:: STATED GOAL ::
Starting with the line that contains "Convert this screenshot", reproduce each line through the end of the listing below, with no other output.
begin
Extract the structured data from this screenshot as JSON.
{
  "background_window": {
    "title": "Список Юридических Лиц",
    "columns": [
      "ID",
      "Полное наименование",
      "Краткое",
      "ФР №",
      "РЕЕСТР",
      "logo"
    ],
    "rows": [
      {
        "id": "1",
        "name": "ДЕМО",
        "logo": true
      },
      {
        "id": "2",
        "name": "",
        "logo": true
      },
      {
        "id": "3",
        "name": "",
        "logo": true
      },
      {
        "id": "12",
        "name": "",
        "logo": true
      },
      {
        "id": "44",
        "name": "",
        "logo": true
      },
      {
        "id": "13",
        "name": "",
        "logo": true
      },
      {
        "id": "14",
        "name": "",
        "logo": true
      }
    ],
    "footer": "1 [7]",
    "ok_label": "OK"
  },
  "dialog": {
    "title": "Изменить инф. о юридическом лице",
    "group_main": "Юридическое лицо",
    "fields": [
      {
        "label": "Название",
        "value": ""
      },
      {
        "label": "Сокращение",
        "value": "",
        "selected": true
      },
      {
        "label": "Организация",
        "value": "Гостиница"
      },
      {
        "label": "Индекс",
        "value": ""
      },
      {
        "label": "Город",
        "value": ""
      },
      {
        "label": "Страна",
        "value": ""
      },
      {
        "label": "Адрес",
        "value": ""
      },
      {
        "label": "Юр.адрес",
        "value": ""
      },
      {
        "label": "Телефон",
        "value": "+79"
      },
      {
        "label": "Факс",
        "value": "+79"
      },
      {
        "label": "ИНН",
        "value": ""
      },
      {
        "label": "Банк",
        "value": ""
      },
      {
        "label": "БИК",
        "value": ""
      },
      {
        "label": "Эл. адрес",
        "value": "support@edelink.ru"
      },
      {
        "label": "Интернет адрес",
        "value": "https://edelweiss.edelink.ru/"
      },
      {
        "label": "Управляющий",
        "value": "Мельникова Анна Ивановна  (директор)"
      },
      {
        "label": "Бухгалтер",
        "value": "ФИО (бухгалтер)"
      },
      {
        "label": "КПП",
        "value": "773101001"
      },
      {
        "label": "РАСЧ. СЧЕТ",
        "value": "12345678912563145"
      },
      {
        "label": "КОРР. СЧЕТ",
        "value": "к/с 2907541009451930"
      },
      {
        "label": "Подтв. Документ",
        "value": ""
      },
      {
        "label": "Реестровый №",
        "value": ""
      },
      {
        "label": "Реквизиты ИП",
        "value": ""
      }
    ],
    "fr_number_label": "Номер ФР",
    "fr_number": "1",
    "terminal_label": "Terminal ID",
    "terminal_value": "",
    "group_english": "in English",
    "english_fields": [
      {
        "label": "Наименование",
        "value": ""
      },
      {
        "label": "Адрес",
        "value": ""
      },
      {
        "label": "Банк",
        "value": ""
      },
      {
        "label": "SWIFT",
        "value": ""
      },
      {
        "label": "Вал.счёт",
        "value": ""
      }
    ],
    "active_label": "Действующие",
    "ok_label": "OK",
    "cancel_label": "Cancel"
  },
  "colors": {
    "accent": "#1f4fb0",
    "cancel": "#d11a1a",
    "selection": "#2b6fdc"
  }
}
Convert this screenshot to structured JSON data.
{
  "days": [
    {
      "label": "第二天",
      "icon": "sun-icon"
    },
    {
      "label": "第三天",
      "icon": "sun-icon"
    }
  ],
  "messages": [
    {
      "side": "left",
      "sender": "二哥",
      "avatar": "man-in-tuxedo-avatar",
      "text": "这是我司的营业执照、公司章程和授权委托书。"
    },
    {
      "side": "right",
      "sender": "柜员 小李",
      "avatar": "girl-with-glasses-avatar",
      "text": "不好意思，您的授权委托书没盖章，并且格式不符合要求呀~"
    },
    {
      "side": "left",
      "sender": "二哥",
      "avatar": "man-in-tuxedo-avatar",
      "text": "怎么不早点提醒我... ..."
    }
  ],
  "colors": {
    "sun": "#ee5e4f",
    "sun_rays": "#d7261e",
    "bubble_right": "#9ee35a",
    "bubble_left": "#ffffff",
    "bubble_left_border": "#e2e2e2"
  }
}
end
:: EXERCISE SOLUTION ::
Convert this screenshot to structured JSON data.
{
  "days": [
    {
      "label": "第二天",
      "icon": "sun-icon"
    },
    {
      "label": "第三天",
      "icon": "sun-icon"
    }
  ],
  "messages": [
    {
      "side": "left",
      "sender": "二哥",
      "avatar": "man-in-tuxedo-avatar",
      "text": "这是我司的营业执照、公司章程和授权委托书。"
    },
    {
      "side": "right",
      "sender": "柜员 小李",
      "avatar": "girl-with-glasses-avatar",
      "text": "不好意思，您的授权委托书没盖章，并且格式不符合要求呀~"
    },
    {
      "side": "left",
      "sender": "二哥",
      "avatar": "man-in-tuxedo-avatar",
      "text": "怎么不早点提醒我... ..."
    }
  ],
  "colors": {
    "sun": "#ee5e4f",
    "sun_rays": "#d7261e",
    "bubble_right": "#9ee35a",
    "bubble_left": "#ffffff",
    "bubble_left_border": "#e2e2e2"
  }
}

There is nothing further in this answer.